[start Input]
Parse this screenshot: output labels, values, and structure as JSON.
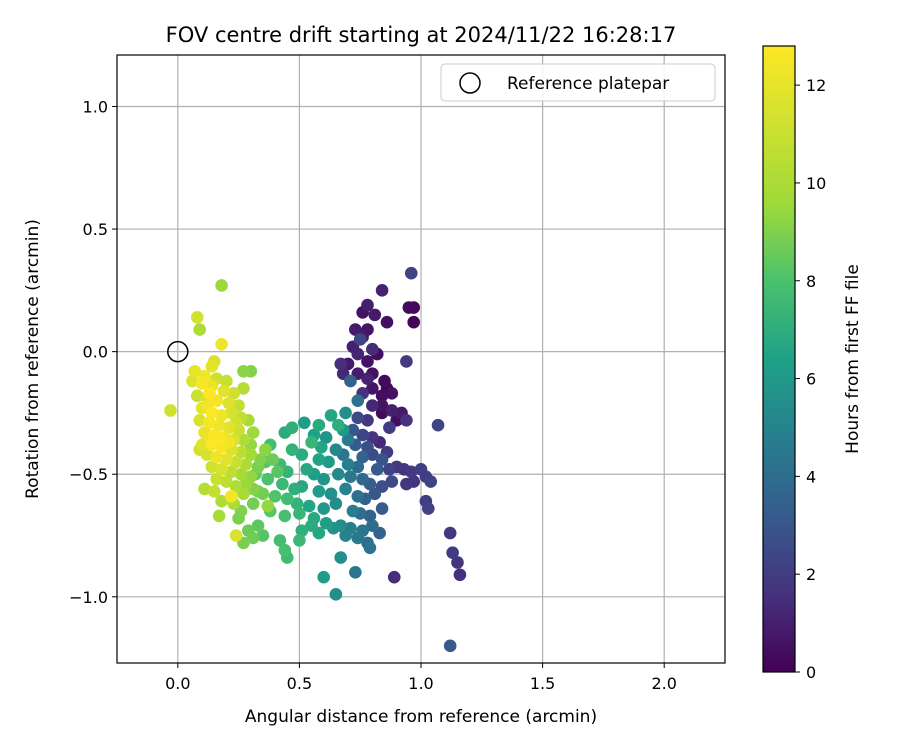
{
  "chart_data": {
    "type": "scatter",
    "title": "FOV centre drift starting at 2024/11/22 16:28:17",
    "xlabel": "Angular distance from reference (arcmin)",
    "ylabel": "Rotation from reference (arcmin)",
    "xlim": [
      -0.25,
      2.25
    ],
    "ylim": [
      -1.27,
      1.21
    ],
    "xticks": [
      0.0,
      0.5,
      1.0,
      1.5,
      2.0
    ],
    "xtick_labels": [
      "0.0",
      "0.5",
      "1.0",
      "1.5",
      "2.0"
    ],
    "yticks": [
      1.0,
      0.5,
      0.0,
      -0.5,
      -1.0
    ],
    "ytick_labels": [
      "1.0",
      "0.5",
      "0.0",
      "−0.5",
      "−1.0"
    ],
    "grid": true,
    "legend": {
      "label": "Reference platepar",
      "placement": "top-right",
      "marker": "hollow-circle"
    },
    "reference_point": {
      "x": 0.0,
      "y": 0.0
    },
    "colorbar": {
      "label": "Hours from first FF file",
      "range": [
        0,
        12.8
      ],
      "ticks": [
        0,
        2,
        4,
        6,
        8,
        10,
        12
      ],
      "tick_labels": [
        "0",
        "2",
        "4",
        "6",
        "8",
        "10",
        "12"
      ],
      "colormap": "viridis"
    },
    "points": [
      {
        "x": 0.96,
        "y": 0.32,
        "h": 2.2
      },
      {
        "x": 0.84,
        "y": 0.25,
        "h": 1.1
      },
      {
        "x": 0.78,
        "y": 0.19,
        "h": 1.0
      },
      {
        "x": 0.76,
        "y": 0.16,
        "h": 0.6
      },
      {
        "x": 0.81,
        "y": 0.15,
        "h": 0.8
      },
      {
        "x": 0.95,
        "y": 0.18,
        "h": 0.3
      },
      {
        "x": 0.97,
        "y": 0.18,
        "h": 0.2
      },
      {
        "x": 0.97,
        "y": 0.12,
        "h": 0.1
      },
      {
        "x": 0.86,
        "y": 0.12,
        "h": 0.5
      },
      {
        "x": 0.78,
        "y": 0.09,
        "h": 0.7
      },
      {
        "x": 0.73,
        "y": 0.09,
        "h": 0.9
      },
      {
        "x": 0.75,
        "y": 0.05,
        "h": 2.3
      },
      {
        "x": 0.76,
        "y": 0.06,
        "h": 0.8
      },
      {
        "x": 0.72,
        "y": 0.02,
        "h": 1.0
      },
      {
        "x": 0.8,
        "y": 0.01,
        "h": 1.4
      },
      {
        "x": 0.74,
        "y": -0.01,
        "h": 1.2
      },
      {
        "x": 0.82,
        "y": -0.01,
        "h": 0.4
      },
      {
        "x": 0.67,
        "y": -0.05,
        "h": 1.5
      },
      {
        "x": 0.7,
        "y": -0.05,
        "h": 0.8
      },
      {
        "x": 0.78,
        "y": -0.04,
        "h": 0.6
      },
      {
        "x": 0.94,
        "y": -0.04,
        "h": 1.9
      },
      {
        "x": 0.68,
        "y": -0.09,
        "h": 1.3
      },
      {
        "x": 0.74,
        "y": -0.09,
        "h": 0.9
      },
      {
        "x": 0.8,
        "y": -0.09,
        "h": 0.5
      },
      {
        "x": 0.85,
        "y": -0.12,
        "h": 0.3
      },
      {
        "x": 0.78,
        "y": -0.11,
        "h": 1.1
      },
      {
        "x": 0.71,
        "y": -0.12,
        "h": 3.5
      },
      {
        "x": 0.8,
        "y": -0.15,
        "h": 0.7
      },
      {
        "x": 0.86,
        "y": -0.15,
        "h": 0.2
      },
      {
        "x": 0.76,
        "y": -0.17,
        "h": 1.6
      },
      {
        "x": 0.84,
        "y": -0.18,
        "h": 0.4
      },
      {
        "x": 0.88,
        "y": -0.17,
        "h": 0.5
      },
      {
        "x": 0.74,
        "y": -0.2,
        "h": 4.2
      },
      {
        "x": 0.84,
        "y": -0.22,
        "h": 0.6
      },
      {
        "x": 0.8,
        "y": -0.22,
        "h": 1.3
      },
      {
        "x": 0.84,
        "y": -0.25,
        "h": 0.3
      },
      {
        "x": 0.88,
        "y": -0.24,
        "h": 1.0
      },
      {
        "x": 0.92,
        "y": -0.25,
        "h": 0.8
      },
      {
        "x": 0.69,
        "y": -0.25,
        "h": 5.5
      },
      {
        "x": 0.74,
        "y": -0.27,
        "h": 2.5
      },
      {
        "x": 0.78,
        "y": -0.28,
        "h": 1.8
      },
      {
        "x": 0.9,
        "y": -0.28,
        "h": 0.4
      },
      {
        "x": 0.94,
        "y": -0.28,
        "h": 1.6
      },
      {
        "x": 0.87,
        "y": -0.31,
        "h": 2.0
      },
      {
        "x": 1.07,
        "y": -0.3,
        "h": 2.3
      },
      {
        "x": 0.68,
        "y": -0.32,
        "h": 6.0
      },
      {
        "x": 0.72,
        "y": -0.32,
        "h": 3.0
      },
      {
        "x": 0.76,
        "y": -0.34,
        "h": 2.4
      },
      {
        "x": 0.8,
        "y": -0.35,
        "h": 1.7
      },
      {
        "x": 0.83,
        "y": -0.37,
        "h": 1.3
      },
      {
        "x": 0.66,
        "y": -0.3,
        "h": 7.0
      },
      {
        "x": 0.63,
        "y": -0.26,
        "h": 6.6
      },
      {
        "x": 0.58,
        "y": -0.3,
        "h": 6.8
      },
      {
        "x": 0.52,
        "y": -0.29,
        "h": 6.2
      },
      {
        "x": 0.47,
        "y": -0.31,
        "h": 7.1
      },
      {
        "x": 0.44,
        "y": -0.33,
        "h": 6.9
      },
      {
        "x": 0.56,
        "y": -0.34,
        "h": 6.4
      },
      {
        "x": 0.61,
        "y": -0.35,
        "h": 5.8
      },
      {
        "x": 0.7,
        "y": -0.36,
        "h": 4.6
      },
      {
        "x": 0.73,
        "y": -0.38,
        "h": 3.2
      },
      {
        "x": 0.78,
        "y": -0.39,
        "h": 2.7
      },
      {
        "x": 0.86,
        "y": -0.41,
        "h": 1.9
      },
      {
        "x": 0.55,
        "y": -0.37,
        "h": 7.4
      },
      {
        "x": 0.59,
        "y": -0.39,
        "h": 6.6
      },
      {
        "x": 0.65,
        "y": -0.4,
        "h": 5.2
      },
      {
        "x": 0.68,
        "y": -0.42,
        "h": 4.4
      },
      {
        "x": 0.76,
        "y": -0.43,
        "h": 3.6
      },
      {
        "x": 0.8,
        "y": -0.42,
        "h": 2.6
      },
      {
        "x": 0.84,
        "y": -0.44,
        "h": 2.9
      },
      {
        "x": 0.38,
        "y": -0.38,
        "h": 7.8
      },
      {
        "x": 0.47,
        "y": -0.4,
        "h": 7.2
      },
      {
        "x": 0.51,
        "y": -0.42,
        "h": 6.9
      },
      {
        "x": 0.58,
        "y": -0.44,
        "h": 6.5
      },
      {
        "x": 0.62,
        "y": -0.45,
        "h": 6.1
      },
      {
        "x": 0.7,
        "y": -0.46,
        "h": 4.8
      },
      {
        "x": 0.74,
        "y": -0.47,
        "h": 3.9
      },
      {
        "x": 0.82,
        "y": -0.48,
        "h": 3.1
      },
      {
        "x": 0.87,
        "y": -0.48,
        "h": 2.2
      },
      {
        "x": 0.9,
        "y": -0.47,
        "h": 1.8
      },
      {
        "x": 0.93,
        "y": -0.48,
        "h": 1.7
      },
      {
        "x": 0.96,
        "y": -0.49,
        "h": 1.9
      },
      {
        "x": 1.0,
        "y": -0.48,
        "h": 2.1
      },
      {
        "x": 1.02,
        "y": -0.51,
        "h": 2.0
      },
      {
        "x": 0.97,
        "y": -0.53,
        "h": 1.6
      },
      {
        "x": 1.04,
        "y": -0.53,
        "h": 2.3
      },
      {
        "x": 0.94,
        "y": -0.54,
        "h": 1.8
      },
      {
        "x": 0.36,
        "y": -0.45,
        "h": 8.2
      },
      {
        "x": 0.42,
        "y": -0.46,
        "h": 7.6
      },
      {
        "x": 0.45,
        "y": -0.49,
        "h": 7.3
      },
      {
        "x": 0.53,
        "y": -0.48,
        "h": 6.7
      },
      {
        "x": 0.56,
        "y": -0.5,
        "h": 6.3
      },
      {
        "x": 0.6,
        "y": -0.52,
        "h": 5.9
      },
      {
        "x": 0.66,
        "y": -0.5,
        "h": 5.3
      },
      {
        "x": 0.71,
        "y": -0.51,
        "h": 4.5
      },
      {
        "x": 0.76,
        "y": -0.52,
        "h": 3.8
      },
      {
        "x": 0.79,
        "y": -0.54,
        "h": 3.3
      },
      {
        "x": 0.84,
        "y": -0.55,
        "h": 2.7
      },
      {
        "x": 0.88,
        "y": -0.53,
        "h": 2.5
      },
      {
        "x": 0.32,
        "y": -0.5,
        "h": 8.5
      },
      {
        "x": 0.37,
        "y": -0.52,
        "h": 8.0
      },
      {
        "x": 0.43,
        "y": -0.54,
        "h": 7.5
      },
      {
        "x": 0.48,
        "y": -0.56,
        "h": 7.0
      },
      {
        "x": 0.51,
        "y": -0.55,
        "h": 6.8
      },
      {
        "x": 0.58,
        "y": -0.57,
        "h": 6.2
      },
      {
        "x": 0.63,
        "y": -0.58,
        "h": 5.6
      },
      {
        "x": 0.69,
        "y": -0.56,
        "h": 4.9
      },
      {
        "x": 0.74,
        "y": -0.59,
        "h": 4.1
      },
      {
        "x": 0.77,
        "y": -0.6,
        "h": 3.4
      },
      {
        "x": 0.81,
        "y": -0.58,
        "h": 3.0
      },
      {
        "x": 0.33,
        "y": -0.57,
        "h": 8.7
      },
      {
        "x": 0.4,
        "y": -0.59,
        "h": 8.1
      },
      {
        "x": 0.45,
        "y": -0.6,
        "h": 7.7
      },
      {
        "x": 0.49,
        "y": -0.62,
        "h": 7.2
      },
      {
        "x": 0.54,
        "y": -0.63,
        "h": 6.6
      },
      {
        "x": 0.6,
        "y": -0.64,
        "h": 6.0
      },
      {
        "x": 0.65,
        "y": -0.62,
        "h": 5.4
      },
      {
        "x": 0.72,
        "y": -0.65,
        "h": 4.7
      },
      {
        "x": 0.75,
        "y": -0.66,
        "h": 4.0
      },
      {
        "x": 0.79,
        "y": -0.67,
        "h": 3.6
      },
      {
        "x": 0.84,
        "y": -0.64,
        "h": 3.2
      },
      {
        "x": 0.26,
        "y": -0.65,
        "h": 9.0
      },
      {
        "x": 0.31,
        "y": -0.62,
        "h": 8.8
      },
      {
        "x": 0.38,
        "y": -0.65,
        "h": 8.3
      },
      {
        "x": 0.44,
        "y": -0.67,
        "h": 7.9
      },
      {
        "x": 0.5,
        "y": -0.66,
        "h": 7.4
      },
      {
        "x": 0.56,
        "y": -0.68,
        "h": 6.8
      },
      {
        "x": 0.61,
        "y": -0.7,
        "h": 6.3
      },
      {
        "x": 0.67,
        "y": -0.71,
        "h": 5.4
      },
      {
        "x": 0.71,
        "y": -0.72,
        "h": 4.8
      },
      {
        "x": 0.76,
        "y": -0.73,
        "h": 4.3
      },
      {
        "x": 0.8,
        "y": -0.71,
        "h": 3.9
      },
      {
        "x": 0.25,
        "y": -0.68,
        "h": 8.9
      },
      {
        "x": 0.33,
        "y": -0.71,
        "h": 8.4
      },
      {
        "x": 0.29,
        "y": -0.73,
        "h": 8.6
      },
      {
        "x": 0.35,
        "y": -0.75,
        "h": 8.2
      },
      {
        "x": 0.42,
        "y": -0.77,
        "h": 7.8
      },
      {
        "x": 0.51,
        "y": -0.73,
        "h": 7.1
      },
      {
        "x": 0.55,
        "y": -0.71,
        "h": 6.9
      },
      {
        "x": 0.58,
        "y": -0.74,
        "h": 6.6
      },
      {
        "x": 0.64,
        "y": -0.72,
        "h": 5.7
      },
      {
        "x": 0.69,
        "y": -0.75,
        "h": 5.0
      },
      {
        "x": 0.74,
        "y": -0.76,
        "h": 4.5
      },
      {
        "x": 0.78,
        "y": -0.78,
        "h": 4.0
      },
      {
        "x": 0.83,
        "y": -0.74,
        "h": 3.5
      },
      {
        "x": 0.27,
        "y": -0.78,
        "h": 8.9
      },
      {
        "x": 0.31,
        "y": -0.76,
        "h": 8.7
      },
      {
        "x": 0.44,
        "y": -0.81,
        "h": 7.9
      },
      {
        "x": 0.5,
        "y": -0.77,
        "h": 7.5
      },
      {
        "x": 0.45,
        "y": -0.84,
        "h": 7.7
      },
      {
        "x": 0.67,
        "y": -0.84,
        "h": 5.6
      },
      {
        "x": 0.79,
        "y": -0.8,
        "h": 4.2
      },
      {
        "x": 0.73,
        "y": -0.9,
        "h": 4.4
      },
      {
        "x": 0.6,
        "y": -0.92,
        "h": 6.2
      },
      {
        "x": 0.65,
        "y": -0.99,
        "h": 5.5
      },
      {
        "x": 0.89,
        "y": -0.92,
        "h": 1.4
      },
      {
        "x": 1.12,
        "y": -0.74,
        "h": 1.8
      },
      {
        "x": 1.13,
        "y": -0.82,
        "h": 2.0
      },
      {
        "x": 1.15,
        "y": -0.86,
        "h": 1.7
      },
      {
        "x": 1.16,
        "y": -0.91,
        "h": 1.5
      },
      {
        "x": 1.12,
        "y": -1.2,
        "h": 3.1
      },
      {
        "x": 1.02,
        "y": -0.61,
        "h": 2.0
      },
      {
        "x": 1.03,
        "y": -0.64,
        "h": 2.2
      },
      {
        "x": 0.18,
        "y": 0.27,
        "h": 9.5
      },
      {
        "x": 0.08,
        "y": 0.14,
        "h": 11.3
      },
      {
        "x": 0.09,
        "y": 0.09,
        "h": 10.0
      },
      {
        "x": 0.18,
        "y": 0.03,
        "h": 12.2
      },
      {
        "x": 0.15,
        "y": -0.04,
        "h": 11.6
      },
      {
        "x": 0.14,
        "y": -0.06,
        "h": 11.9
      },
      {
        "x": 0.07,
        "y": -0.08,
        "h": 12.0
      },
      {
        "x": 0.11,
        "y": -0.1,
        "h": 12.4
      },
      {
        "x": 0.27,
        "y": -0.08,
        "h": 9.2
      },
      {
        "x": 0.3,
        "y": -0.08,
        "h": 9.0
      },
      {
        "x": 0.1,
        "y": -0.13,
        "h": 12.6
      },
      {
        "x": 0.14,
        "y": -0.14,
        "h": 12.1
      },
      {
        "x": 0.19,
        "y": -0.16,
        "h": 11.8
      },
      {
        "x": 0.23,
        "y": -0.17,
        "h": 11.2
      },
      {
        "x": 0.27,
        "y": -0.15,
        "h": 10.4
      },
      {
        "x": 0.08,
        "y": -0.18,
        "h": 11.0
      },
      {
        "x": 0.12,
        "y": -0.19,
        "h": 11.5
      },
      {
        "x": 0.16,
        "y": -0.2,
        "h": 12.5
      },
      {
        "x": 0.21,
        "y": -0.21,
        "h": 11.7
      },
      {
        "x": 0.25,
        "y": -0.22,
        "h": 10.8
      },
      {
        "x": -0.03,
        "y": -0.24,
        "h": 11.2
      },
      {
        "x": 0.1,
        "y": -0.23,
        "h": 12.0
      },
      {
        "x": 0.14,
        "y": -0.25,
        "h": 12.7
      },
      {
        "x": 0.18,
        "y": -0.26,
        "h": 12.3
      },
      {
        "x": 0.22,
        "y": -0.25,
        "h": 11.4
      },
      {
        "x": 0.26,
        "y": -0.27,
        "h": 10.6
      },
      {
        "x": 0.29,
        "y": -0.28,
        "h": 9.8
      },
      {
        "x": 0.09,
        "y": -0.28,
        "h": 11.6
      },
      {
        "x": 0.13,
        "y": -0.29,
        "h": 12.6
      },
      {
        "x": 0.17,
        "y": -0.3,
        "h": 12.2
      },
      {
        "x": 0.21,
        "y": -0.31,
        "h": 11.9
      },
      {
        "x": 0.25,
        "y": -0.32,
        "h": 11.0
      },
      {
        "x": 0.31,
        "y": -0.33,
        "h": 9.6
      },
      {
        "x": 0.11,
        "y": -0.33,
        "h": 12.1
      },
      {
        "x": 0.15,
        "y": -0.34,
        "h": 12.8
      },
      {
        "x": 0.19,
        "y": -0.35,
        "h": 12.4
      },
      {
        "x": 0.23,
        "y": -0.36,
        "h": 11.5
      },
      {
        "x": 0.27,
        "y": -0.36,
        "h": 10.2
      },
      {
        "x": 0.1,
        "y": -0.38,
        "h": 11.8
      },
      {
        "x": 0.14,
        "y": -0.38,
        "h": 12.9
      },
      {
        "x": 0.18,
        "y": -0.39,
        "h": 12.6
      },
      {
        "x": 0.22,
        "y": -0.4,
        "h": 11.7
      },
      {
        "x": 0.26,
        "y": -0.41,
        "h": 10.5
      },
      {
        "x": 0.3,
        "y": -0.42,
        "h": 9.7
      },
      {
        "x": 0.12,
        "y": -0.42,
        "h": 11.4
      },
      {
        "x": 0.16,
        "y": -0.43,
        "h": 12.3
      },
      {
        "x": 0.2,
        "y": -0.44,
        "h": 11.9
      },
      {
        "x": 0.24,
        "y": -0.45,
        "h": 10.9
      },
      {
        "x": 0.28,
        "y": -0.46,
        "h": 10.0
      },
      {
        "x": 0.14,
        "y": -0.47,
        "h": 11.2
      },
      {
        "x": 0.18,
        "y": -0.48,
        "h": 11.6
      },
      {
        "x": 0.22,
        "y": -0.49,
        "h": 10.7
      },
      {
        "x": 0.26,
        "y": -0.5,
        "h": 9.9
      },
      {
        "x": 0.3,
        "y": -0.51,
        "h": 9.3
      },
      {
        "x": 0.16,
        "y": -0.52,
        "h": 11.0
      },
      {
        "x": 0.2,
        "y": -0.53,
        "h": 10.6
      },
      {
        "x": 0.24,
        "y": -0.55,
        "h": 10.1
      },
      {
        "x": 0.28,
        "y": -0.54,
        "h": 9.5
      },
      {
        "x": 0.11,
        "y": -0.56,
        "h": 10.3
      },
      {
        "x": 0.15,
        "y": -0.57,
        "h": 10.8
      },
      {
        "x": 0.22,
        "y": -0.59,
        "h": 12.5
      },
      {
        "x": 0.27,
        "y": -0.58,
        "h": 9.8
      },
      {
        "x": 0.31,
        "y": -0.56,
        "h": 9.1
      },
      {
        "x": 0.18,
        "y": -0.61,
        "h": 10.2
      },
      {
        "x": 0.23,
        "y": -0.62,
        "h": 10.0
      },
      {
        "x": 0.17,
        "y": -0.67,
        "h": 9.9
      },
      {
        "x": 0.24,
        "y": -0.75,
        "h": 11.6
      },
      {
        "x": 0.37,
        "y": -0.63,
        "h": 9.4
      },
      {
        "x": 0.35,
        "y": -0.58,
        "h": 8.8
      },
      {
        "x": 0.33,
        "y": -0.47,
        "h": 8.9
      },
      {
        "x": 0.39,
        "y": -0.44,
        "h": 8.6
      },
      {
        "x": 0.41,
        "y": -0.49,
        "h": 8.3
      },
      {
        "x": 0.36,
        "y": -0.4,
        "h": 9.2
      },
      {
        "x": 0.34,
        "y": -0.44,
        "h": 9.0
      },
      {
        "x": 0.3,
        "y": -0.38,
        "h": 9.4
      },
      {
        "x": 0.12,
        "y": -0.22,
        "h": 12.4
      },
      {
        "x": 0.16,
        "y": -0.11,
        "h": 11.1
      },
      {
        "x": 0.2,
        "y": -0.12,
        "h": 10.9
      },
      {
        "x": 0.06,
        "y": -0.12,
        "h": 11.7
      },
      {
        "x": 0.24,
        "y": -0.29,
        "h": 11.3
      },
      {
        "x": 0.13,
        "y": -0.17,
        "h": 12.8
      },
      {
        "x": 0.17,
        "y": -0.35,
        "h": 12.7
      },
      {
        "x": 0.21,
        "y": -0.37,
        "h": 12.4
      },
      {
        "x": 0.12,
        "y": -0.36,
        "h": 12.0
      },
      {
        "x": 0.09,
        "y": -0.4,
        "h": 11.3
      }
    ]
  }
}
[end Input]
### Task prompt
Work through the records line by line and tally those with the word "from". Report only the total.

### Answer to the task
3